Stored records
────────

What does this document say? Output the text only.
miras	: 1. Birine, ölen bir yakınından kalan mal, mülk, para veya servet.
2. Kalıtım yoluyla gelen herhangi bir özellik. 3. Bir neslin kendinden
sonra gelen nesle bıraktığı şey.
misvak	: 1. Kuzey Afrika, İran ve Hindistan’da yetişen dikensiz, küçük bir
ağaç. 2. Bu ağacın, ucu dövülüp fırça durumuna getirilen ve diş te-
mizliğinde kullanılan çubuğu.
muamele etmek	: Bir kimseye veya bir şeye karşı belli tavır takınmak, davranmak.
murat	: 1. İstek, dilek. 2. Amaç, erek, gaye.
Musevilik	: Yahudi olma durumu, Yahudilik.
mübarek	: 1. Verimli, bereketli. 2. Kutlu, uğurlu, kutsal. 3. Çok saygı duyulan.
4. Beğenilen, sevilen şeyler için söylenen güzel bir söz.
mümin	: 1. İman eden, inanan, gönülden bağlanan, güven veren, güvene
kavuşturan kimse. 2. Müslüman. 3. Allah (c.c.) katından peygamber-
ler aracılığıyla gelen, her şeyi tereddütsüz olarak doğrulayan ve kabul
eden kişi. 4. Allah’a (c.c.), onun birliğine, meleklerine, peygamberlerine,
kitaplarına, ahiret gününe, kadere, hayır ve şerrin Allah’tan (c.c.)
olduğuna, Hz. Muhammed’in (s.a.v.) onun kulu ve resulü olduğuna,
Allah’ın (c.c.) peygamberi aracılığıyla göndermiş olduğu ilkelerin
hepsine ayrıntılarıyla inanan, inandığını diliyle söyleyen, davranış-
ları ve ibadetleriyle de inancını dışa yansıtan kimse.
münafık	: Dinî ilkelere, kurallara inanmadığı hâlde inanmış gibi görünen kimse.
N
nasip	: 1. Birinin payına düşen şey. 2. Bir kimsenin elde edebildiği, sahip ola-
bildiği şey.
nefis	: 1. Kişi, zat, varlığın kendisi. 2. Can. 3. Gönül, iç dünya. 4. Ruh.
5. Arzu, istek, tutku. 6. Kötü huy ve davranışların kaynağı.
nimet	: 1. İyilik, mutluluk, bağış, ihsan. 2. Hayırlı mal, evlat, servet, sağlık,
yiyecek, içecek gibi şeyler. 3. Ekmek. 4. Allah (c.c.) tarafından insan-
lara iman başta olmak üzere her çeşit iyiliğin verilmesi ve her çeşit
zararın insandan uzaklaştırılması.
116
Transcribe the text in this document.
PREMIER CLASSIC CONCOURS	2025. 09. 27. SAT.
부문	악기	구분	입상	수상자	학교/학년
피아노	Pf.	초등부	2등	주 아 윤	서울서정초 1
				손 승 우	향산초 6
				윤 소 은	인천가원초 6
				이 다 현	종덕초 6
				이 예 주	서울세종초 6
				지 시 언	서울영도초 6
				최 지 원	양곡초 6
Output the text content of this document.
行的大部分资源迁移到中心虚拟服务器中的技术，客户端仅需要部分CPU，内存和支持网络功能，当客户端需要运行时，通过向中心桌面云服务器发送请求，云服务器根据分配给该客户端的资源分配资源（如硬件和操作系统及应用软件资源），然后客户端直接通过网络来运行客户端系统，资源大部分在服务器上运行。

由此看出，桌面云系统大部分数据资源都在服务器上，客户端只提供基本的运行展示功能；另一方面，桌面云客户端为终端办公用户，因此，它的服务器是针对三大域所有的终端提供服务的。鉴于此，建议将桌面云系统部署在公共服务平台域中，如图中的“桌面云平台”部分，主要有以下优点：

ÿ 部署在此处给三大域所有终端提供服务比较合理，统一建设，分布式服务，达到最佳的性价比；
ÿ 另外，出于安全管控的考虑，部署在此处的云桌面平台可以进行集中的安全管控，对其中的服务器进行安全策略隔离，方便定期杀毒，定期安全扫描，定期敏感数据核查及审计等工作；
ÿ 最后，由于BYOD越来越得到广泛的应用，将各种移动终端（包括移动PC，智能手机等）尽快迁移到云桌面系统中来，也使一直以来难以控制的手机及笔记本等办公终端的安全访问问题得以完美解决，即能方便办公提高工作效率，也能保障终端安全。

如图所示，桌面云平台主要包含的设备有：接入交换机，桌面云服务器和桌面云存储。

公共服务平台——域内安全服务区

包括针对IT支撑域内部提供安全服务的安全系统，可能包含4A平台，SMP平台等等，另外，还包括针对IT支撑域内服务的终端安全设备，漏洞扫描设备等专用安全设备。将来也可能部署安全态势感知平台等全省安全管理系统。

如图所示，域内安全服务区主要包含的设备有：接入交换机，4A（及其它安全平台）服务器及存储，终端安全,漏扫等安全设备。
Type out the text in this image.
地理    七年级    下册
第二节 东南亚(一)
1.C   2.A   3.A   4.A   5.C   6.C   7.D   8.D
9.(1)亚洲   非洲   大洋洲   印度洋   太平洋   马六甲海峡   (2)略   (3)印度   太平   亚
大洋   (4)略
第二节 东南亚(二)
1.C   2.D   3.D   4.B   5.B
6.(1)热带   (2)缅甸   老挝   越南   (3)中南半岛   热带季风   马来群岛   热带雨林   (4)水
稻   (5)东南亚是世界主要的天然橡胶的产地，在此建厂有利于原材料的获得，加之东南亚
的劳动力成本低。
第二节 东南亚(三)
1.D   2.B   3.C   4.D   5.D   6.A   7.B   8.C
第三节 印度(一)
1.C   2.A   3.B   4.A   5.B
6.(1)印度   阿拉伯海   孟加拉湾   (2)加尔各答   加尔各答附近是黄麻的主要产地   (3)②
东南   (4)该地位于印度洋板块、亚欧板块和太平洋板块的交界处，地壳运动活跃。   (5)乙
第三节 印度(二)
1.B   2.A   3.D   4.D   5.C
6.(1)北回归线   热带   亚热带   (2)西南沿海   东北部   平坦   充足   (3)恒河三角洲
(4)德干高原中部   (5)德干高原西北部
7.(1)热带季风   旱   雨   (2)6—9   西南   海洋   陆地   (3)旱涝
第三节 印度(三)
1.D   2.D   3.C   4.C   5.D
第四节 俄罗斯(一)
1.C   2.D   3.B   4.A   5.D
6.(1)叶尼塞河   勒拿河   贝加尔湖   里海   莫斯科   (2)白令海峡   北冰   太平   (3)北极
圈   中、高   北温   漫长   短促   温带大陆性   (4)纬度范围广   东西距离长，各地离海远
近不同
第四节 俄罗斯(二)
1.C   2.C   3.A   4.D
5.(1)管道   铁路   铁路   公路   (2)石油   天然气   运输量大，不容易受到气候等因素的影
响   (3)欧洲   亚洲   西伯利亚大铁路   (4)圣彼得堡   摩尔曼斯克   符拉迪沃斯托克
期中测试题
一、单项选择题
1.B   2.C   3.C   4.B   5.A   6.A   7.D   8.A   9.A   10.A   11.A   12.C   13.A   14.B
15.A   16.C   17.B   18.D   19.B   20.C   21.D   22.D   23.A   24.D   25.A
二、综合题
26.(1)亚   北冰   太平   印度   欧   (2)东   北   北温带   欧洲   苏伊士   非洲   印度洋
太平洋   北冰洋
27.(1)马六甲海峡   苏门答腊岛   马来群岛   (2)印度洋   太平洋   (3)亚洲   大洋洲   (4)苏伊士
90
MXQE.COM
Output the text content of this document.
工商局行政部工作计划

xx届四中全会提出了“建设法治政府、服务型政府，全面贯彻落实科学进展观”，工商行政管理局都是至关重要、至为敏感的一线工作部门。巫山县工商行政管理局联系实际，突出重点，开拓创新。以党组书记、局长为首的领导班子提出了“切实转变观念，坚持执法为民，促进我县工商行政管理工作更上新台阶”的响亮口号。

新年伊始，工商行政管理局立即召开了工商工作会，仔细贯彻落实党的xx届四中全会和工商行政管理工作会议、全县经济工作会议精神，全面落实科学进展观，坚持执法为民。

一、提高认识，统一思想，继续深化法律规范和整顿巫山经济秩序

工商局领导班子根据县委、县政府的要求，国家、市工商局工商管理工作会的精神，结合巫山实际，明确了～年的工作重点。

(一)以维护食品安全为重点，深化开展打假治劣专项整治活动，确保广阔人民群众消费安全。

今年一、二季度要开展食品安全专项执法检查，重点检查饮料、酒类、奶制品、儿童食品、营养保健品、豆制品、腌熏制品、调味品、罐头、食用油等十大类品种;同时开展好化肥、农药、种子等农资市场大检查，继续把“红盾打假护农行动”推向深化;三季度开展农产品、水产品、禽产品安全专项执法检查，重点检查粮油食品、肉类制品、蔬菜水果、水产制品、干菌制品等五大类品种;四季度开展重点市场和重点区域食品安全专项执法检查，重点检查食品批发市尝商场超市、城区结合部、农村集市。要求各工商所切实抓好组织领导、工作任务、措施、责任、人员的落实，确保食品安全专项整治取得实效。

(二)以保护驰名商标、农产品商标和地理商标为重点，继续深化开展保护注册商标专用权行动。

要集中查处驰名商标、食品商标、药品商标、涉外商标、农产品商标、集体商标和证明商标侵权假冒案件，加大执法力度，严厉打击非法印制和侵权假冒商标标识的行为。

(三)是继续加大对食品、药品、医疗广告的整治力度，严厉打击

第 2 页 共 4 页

────────

• **Task statement**
Find "text". Copy every line it occurs in.

• **Answer**
What does this document say? Output the text only.
Transcribe the text in this document.
Output the text content of this document.
Type out the text in this image.
Output the text content of this document.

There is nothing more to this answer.